**Task description:** In the data below, convert the stretch from the line containing "Patent image size: (1353, 1008)." through the line containing "The flat load bed 47 is at (1085, 499)." into a JSON list of strings, one string per line, with blank lines left out.

= = = =

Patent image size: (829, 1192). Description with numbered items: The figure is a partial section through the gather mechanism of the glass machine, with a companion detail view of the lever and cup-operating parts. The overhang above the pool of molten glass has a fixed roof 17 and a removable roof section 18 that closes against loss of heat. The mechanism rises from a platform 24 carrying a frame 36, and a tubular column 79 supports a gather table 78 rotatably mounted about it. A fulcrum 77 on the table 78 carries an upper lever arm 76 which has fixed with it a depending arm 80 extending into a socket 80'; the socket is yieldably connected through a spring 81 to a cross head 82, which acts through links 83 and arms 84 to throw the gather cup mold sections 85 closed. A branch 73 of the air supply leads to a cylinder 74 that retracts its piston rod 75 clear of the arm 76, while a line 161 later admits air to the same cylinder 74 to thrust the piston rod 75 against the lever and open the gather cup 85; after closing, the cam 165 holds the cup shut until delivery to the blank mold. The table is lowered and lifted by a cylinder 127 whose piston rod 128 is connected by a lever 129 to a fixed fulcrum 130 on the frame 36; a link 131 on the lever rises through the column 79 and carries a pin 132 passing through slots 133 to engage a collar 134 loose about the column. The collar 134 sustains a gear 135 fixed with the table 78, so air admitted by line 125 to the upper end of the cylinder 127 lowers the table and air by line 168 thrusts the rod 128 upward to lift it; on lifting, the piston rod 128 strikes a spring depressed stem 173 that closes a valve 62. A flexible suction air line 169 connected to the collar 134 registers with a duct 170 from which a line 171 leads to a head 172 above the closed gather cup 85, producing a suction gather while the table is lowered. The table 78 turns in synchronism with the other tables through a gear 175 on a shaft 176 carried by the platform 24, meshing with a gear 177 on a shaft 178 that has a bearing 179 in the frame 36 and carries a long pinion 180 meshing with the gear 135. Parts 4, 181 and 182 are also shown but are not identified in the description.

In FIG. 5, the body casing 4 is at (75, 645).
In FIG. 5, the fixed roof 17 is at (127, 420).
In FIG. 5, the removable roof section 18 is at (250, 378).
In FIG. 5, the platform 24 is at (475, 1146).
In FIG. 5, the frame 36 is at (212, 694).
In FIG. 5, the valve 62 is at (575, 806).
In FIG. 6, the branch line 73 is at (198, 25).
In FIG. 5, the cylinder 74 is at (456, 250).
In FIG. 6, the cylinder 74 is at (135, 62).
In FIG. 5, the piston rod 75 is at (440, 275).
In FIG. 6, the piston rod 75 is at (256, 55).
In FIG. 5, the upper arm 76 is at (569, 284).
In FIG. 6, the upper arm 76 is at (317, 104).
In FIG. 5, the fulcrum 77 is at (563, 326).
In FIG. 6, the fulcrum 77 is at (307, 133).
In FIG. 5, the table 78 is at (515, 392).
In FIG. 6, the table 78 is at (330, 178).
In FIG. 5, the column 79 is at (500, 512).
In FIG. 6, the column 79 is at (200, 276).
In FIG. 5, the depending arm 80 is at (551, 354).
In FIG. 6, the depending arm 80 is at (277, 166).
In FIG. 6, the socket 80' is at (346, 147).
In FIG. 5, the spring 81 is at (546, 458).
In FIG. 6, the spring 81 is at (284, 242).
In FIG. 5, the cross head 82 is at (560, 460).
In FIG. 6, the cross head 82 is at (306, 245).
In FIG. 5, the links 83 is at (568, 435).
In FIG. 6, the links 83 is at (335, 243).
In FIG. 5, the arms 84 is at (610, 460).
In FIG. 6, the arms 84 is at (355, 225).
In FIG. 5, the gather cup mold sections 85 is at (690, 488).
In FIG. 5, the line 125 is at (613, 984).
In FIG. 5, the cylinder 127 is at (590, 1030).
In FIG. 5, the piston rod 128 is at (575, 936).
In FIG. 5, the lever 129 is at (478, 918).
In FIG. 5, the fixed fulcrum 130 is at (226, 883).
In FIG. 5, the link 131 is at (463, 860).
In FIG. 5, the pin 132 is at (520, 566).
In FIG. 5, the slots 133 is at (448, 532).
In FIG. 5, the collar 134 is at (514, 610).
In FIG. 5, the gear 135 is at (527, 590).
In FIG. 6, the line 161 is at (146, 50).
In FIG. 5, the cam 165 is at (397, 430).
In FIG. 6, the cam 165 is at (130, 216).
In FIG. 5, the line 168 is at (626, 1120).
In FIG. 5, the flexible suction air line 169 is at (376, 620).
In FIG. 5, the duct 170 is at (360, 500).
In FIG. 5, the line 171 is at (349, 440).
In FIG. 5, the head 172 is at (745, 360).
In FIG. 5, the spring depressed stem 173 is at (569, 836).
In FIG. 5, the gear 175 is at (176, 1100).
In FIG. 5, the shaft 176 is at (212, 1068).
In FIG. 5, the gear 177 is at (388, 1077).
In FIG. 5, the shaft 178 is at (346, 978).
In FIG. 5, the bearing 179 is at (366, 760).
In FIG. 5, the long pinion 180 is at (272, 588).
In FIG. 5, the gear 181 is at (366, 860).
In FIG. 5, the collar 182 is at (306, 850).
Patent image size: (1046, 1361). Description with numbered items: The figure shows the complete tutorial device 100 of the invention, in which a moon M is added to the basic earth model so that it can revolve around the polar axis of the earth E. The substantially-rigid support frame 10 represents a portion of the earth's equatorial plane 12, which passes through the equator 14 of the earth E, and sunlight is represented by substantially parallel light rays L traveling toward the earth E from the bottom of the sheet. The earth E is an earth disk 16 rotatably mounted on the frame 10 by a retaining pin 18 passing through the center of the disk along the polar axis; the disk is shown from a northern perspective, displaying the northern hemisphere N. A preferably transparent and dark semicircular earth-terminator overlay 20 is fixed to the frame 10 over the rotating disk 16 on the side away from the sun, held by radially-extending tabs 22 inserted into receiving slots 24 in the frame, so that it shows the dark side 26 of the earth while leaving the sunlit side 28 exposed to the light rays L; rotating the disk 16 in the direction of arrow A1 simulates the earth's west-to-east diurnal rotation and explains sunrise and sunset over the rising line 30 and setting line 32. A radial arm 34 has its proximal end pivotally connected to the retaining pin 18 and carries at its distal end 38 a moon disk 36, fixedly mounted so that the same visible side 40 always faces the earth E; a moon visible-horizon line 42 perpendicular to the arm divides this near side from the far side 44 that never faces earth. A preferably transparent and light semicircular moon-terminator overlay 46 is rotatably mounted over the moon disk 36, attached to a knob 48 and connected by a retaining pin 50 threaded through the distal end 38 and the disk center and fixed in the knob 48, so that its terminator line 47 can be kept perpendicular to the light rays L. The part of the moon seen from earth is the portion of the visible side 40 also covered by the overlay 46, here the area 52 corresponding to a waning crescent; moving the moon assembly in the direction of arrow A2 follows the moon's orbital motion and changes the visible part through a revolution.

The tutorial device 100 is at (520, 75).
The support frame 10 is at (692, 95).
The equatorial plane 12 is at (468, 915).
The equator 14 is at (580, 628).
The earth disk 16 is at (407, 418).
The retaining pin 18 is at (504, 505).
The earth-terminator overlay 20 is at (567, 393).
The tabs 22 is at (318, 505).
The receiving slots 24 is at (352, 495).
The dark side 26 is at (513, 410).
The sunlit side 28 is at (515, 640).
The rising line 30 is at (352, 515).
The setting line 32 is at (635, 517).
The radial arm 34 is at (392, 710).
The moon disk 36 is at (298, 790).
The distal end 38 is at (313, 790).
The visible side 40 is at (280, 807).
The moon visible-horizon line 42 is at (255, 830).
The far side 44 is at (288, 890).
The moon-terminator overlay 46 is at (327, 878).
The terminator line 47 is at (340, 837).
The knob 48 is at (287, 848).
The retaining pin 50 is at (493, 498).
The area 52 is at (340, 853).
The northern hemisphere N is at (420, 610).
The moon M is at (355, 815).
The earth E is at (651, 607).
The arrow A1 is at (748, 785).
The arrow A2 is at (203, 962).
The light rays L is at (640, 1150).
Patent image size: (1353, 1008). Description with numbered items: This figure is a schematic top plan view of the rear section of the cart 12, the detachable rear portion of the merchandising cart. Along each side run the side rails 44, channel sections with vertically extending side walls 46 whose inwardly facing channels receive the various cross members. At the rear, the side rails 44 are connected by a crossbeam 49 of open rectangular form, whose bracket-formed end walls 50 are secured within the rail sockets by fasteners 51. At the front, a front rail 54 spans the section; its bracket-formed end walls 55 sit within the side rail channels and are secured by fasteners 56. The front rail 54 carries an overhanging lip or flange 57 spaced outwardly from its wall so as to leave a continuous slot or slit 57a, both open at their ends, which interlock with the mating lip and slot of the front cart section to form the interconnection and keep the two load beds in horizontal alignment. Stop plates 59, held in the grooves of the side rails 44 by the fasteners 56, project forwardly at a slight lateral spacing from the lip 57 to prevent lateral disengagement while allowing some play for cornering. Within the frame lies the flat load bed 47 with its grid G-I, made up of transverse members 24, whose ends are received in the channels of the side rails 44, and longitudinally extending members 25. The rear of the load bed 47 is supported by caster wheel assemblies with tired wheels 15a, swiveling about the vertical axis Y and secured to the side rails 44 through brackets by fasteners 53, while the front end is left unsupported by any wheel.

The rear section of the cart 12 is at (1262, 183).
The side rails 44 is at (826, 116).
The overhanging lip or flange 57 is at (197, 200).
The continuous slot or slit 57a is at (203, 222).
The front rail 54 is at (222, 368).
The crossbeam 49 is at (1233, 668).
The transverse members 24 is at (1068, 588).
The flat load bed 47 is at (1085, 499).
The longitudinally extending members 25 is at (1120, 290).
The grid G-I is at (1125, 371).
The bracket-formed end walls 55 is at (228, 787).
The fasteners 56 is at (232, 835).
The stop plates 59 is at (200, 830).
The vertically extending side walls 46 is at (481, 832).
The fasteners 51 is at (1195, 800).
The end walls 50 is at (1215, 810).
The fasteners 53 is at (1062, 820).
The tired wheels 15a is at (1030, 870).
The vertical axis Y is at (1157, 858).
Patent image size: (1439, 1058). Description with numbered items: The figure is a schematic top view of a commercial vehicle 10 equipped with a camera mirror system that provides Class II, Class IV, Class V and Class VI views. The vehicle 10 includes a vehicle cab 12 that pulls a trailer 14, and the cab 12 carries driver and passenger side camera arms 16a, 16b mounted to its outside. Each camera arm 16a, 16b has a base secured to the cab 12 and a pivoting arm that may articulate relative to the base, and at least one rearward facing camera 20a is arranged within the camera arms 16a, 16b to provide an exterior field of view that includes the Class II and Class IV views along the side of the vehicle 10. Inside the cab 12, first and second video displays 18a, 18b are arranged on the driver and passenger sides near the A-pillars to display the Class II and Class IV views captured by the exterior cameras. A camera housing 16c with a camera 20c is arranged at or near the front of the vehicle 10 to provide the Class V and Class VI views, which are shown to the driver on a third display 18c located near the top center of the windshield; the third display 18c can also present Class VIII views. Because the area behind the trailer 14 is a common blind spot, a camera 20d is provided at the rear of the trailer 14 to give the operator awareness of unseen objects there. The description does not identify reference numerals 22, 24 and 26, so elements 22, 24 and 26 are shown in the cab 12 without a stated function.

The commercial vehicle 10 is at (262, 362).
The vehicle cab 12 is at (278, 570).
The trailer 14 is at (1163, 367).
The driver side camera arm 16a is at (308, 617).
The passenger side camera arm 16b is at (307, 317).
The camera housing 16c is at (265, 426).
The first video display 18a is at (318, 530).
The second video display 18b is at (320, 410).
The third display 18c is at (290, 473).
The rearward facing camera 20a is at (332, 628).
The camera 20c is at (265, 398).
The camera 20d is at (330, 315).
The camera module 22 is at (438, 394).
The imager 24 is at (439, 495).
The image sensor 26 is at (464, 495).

= = = =

**Exercise result:**
[
  "Patent image size: (1353, 1008). Description with numbered items: This figure is a schematic top plan view of the rear section of the cart 12, the detachable rear portion of the merchandising cart. Along each side run the side rails 44, channel sections with vertically extending side walls 46 whose inwardly facing channels receive the various cross members. At the rear, the side rails 44 are connected by a crossbeam 49 of open rectangular form, whose bracket-formed end walls 50 are secured within the rail sockets by fasteners 51. At the front, a front rail 54 spans the section; its bracket-formed end walls 55 sit within the side rail channels and are secured by fasteners 56. The front rail 54 carries an overhanging lip or flange 57 spaced outwardly from its wall so as to leave a continuous slot or slit 57a, both open at their ends, which interlock with the mating lip and slot of the front cart section to form the interconnection and keep the two load beds in horizontal alignment. Stop plates 59, held in the grooves of the side rails 44 by the fasteners 56, project forwardly at a slight lateral spacing from the lip 57 to prevent lateral disengagement while allowing some play for cornering. Within the frame lies the flat load bed 47 with its grid G-I, made up of transverse members 24, whose ends are received in the channels of the side rails 44, and longitudinally extending members 25. The rear of the load bed 47 is supported by caster wheel assemblies with tired wheels 15a, swiveling about the vertical axis Y and secured to the side rails 44 through brackets by fasteners 53, while the front end is left unsupported by any wheel.",
  "The rear section of the cart 12 is at (1262, 183).",
  "The side rails 44 is at (826, 116).",
  "The overhanging lip or flange 57 is at (197, 200).",
  "The continuous slot or slit 57a is at (203, 222).",
  "The front rail 54 is at (222, 368).",
  "The crossbeam 49 is at (1233, 668).",
  "The transverse members 24 is at (1068, 588).",
  "The flat load bed 47 is at (1085, 499)."
]